(SOURCE TEXT)

——————

A futuristic architecture, still deeply rooted in tradition, technologically bold but with a romantic nature, constantly seeking a (re)balance in the relationship between man and nature: it seems like an oxymoron (and indeed it is) but it is not surprising that contrasts are a key to understanding contemporary reality in all its complexity, as taught by the ancient Chinese doctrine of yin and yang and demonstrated by the work of architect Ma Yansong, founder of MAD (and guest editor of Domus 2026).
Trained at Zaha Hadid's school, since founding his studio in Beijing in 2004 (now also with offices in Los Angeles and Rome), Ma Yansong has developed a design language that, breaking free from the intellectual rigour of the Modern Movement, considered oppressive, reclaims the connection between the natural (external) landscape and the human (internal) landscape as a vehicle for a sensory, if not spiritual and cathartic, experience of built space, in response to the often dehumanising conditions of massified and serialised contemporary urban development.

——————

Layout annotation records
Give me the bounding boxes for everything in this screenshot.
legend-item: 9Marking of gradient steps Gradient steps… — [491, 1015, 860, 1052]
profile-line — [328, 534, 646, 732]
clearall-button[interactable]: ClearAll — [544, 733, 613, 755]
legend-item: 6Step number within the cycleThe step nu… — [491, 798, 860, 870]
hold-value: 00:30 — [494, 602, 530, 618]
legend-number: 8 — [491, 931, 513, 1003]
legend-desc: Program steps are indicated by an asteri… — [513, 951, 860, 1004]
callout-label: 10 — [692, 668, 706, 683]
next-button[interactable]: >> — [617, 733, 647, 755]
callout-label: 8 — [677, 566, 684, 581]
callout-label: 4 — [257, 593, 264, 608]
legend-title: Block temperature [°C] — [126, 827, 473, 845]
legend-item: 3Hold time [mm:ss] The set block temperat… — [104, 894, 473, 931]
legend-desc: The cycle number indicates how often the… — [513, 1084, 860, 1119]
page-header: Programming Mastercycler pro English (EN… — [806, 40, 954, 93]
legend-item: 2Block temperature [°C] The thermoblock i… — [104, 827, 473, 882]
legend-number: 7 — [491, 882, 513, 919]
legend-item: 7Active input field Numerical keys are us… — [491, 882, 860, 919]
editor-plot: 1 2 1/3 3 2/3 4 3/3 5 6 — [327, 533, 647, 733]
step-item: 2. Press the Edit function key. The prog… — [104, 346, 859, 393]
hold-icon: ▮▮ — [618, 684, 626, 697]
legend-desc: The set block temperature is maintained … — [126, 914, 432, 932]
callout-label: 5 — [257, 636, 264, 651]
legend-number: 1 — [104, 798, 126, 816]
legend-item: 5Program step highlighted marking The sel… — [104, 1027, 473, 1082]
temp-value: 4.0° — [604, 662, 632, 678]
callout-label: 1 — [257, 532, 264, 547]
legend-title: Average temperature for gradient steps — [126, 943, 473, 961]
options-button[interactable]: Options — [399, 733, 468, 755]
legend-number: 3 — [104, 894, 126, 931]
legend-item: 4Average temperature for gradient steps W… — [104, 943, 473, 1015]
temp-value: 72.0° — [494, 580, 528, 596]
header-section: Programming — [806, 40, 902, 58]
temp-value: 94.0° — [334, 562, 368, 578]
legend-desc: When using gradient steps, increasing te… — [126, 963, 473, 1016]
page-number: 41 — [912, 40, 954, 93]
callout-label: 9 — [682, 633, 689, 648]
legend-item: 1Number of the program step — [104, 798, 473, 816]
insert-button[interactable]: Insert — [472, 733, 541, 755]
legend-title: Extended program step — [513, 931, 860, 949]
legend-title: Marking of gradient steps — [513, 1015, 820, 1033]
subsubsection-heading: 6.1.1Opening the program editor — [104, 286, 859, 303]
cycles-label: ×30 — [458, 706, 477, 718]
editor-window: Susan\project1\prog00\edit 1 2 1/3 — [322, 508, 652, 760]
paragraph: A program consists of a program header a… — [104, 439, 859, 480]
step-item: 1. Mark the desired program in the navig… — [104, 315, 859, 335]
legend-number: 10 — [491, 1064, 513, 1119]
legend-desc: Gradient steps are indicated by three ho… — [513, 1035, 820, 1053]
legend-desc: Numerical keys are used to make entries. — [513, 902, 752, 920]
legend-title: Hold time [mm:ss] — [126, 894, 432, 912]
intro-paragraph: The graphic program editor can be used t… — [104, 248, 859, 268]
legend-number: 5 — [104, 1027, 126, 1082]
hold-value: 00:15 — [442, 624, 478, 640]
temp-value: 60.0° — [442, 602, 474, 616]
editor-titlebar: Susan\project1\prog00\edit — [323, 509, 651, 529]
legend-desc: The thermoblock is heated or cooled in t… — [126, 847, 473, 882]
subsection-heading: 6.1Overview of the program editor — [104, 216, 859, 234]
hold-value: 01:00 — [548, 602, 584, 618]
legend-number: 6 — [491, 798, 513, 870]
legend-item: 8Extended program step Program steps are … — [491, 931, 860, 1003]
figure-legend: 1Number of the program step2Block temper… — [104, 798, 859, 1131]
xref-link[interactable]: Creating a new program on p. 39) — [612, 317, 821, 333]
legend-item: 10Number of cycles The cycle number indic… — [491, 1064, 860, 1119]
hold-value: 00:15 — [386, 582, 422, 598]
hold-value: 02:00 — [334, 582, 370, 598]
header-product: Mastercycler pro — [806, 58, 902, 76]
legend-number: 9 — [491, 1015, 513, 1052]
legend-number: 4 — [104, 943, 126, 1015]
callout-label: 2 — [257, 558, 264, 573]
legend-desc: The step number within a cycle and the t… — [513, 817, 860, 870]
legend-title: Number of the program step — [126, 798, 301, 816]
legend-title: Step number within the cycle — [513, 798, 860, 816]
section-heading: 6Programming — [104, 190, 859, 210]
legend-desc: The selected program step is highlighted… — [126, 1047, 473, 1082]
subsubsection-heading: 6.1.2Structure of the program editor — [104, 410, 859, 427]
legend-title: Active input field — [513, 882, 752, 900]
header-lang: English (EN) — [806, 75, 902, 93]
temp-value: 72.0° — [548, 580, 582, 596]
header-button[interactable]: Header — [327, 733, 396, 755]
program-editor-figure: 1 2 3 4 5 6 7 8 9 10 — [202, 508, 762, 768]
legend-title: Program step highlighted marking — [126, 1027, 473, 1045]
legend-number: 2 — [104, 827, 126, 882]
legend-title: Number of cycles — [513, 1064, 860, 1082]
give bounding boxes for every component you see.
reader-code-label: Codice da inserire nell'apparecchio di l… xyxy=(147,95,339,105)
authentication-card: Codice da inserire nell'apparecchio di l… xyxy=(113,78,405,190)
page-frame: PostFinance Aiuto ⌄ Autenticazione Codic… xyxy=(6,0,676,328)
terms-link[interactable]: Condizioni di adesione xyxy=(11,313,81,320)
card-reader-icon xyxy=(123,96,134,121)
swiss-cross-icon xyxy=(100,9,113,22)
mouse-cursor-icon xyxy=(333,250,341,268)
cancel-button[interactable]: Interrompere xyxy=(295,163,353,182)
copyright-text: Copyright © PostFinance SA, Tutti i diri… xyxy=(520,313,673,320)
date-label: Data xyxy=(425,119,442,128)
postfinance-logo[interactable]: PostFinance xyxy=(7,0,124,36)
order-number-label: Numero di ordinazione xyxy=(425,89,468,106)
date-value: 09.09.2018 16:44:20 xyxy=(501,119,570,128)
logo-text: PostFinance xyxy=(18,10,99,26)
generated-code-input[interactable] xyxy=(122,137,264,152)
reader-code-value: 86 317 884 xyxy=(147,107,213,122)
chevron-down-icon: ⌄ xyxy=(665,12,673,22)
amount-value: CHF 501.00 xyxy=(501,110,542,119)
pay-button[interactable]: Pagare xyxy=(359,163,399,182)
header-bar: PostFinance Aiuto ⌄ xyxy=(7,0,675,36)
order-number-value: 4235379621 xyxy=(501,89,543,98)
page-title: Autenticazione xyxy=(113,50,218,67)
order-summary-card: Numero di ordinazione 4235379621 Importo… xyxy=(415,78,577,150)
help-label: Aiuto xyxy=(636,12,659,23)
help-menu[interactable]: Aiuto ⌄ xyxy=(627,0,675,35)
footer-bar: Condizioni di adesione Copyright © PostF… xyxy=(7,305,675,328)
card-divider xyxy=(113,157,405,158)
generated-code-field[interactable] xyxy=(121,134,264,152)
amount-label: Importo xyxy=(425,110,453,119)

——————

(EXERCISES TO COMPLETE)
- a) List every city named in the passage on Ma Yansong.
- b) Write the next part of the passage on Ma Yansong, beginning after its final sentence.

(WRITTEN RESPONSES)
- a) Beijing, Los Angeles, Rome

- b)
A conceptual approach that draws inspiration from the ancient Chinese painting tradition of "shanshui" (focused on the representation of natural landscapes where mountains and rivers, waterfalls and forests are integrated in different but harmonious configurations, Ed.) and which Ma Yansong expresses in the concept of "Shanshui City", as described in the 2015 book of the same name: not a utopian ideal of a garden city or a vernacular city modelled on mimetic rhetoric, but an integrated human-nature ecosystem in which the functional and performance requirements of contemporary living are integrated with an awakening of the individual from the emotional numbness induced by an increasingly materialistic and globalised society.
The result is a visionary and emotively disruptive architecture which, as Paul Goldberger observes in the preface to the book "MAD Rhapsody" (2021), is ideally linked to the works of Antoni Gaudí and Eero Saarinen, combining them with a "dollop of pure fantasy and perhaps a bit of science fiction".
Among the most diverse functional programmes and scales (from urban to architectural and product), new projects and renovations of existing buildings, from Asia to America via Europe, be it conceived for human beings, or goldfishes, we propose a journey through the straightforwardly contemporary, intense, surprising but always deeply intimate – even when monumental – architecture of Ma Yansong, in search of new perceptive and cognitive trajectories.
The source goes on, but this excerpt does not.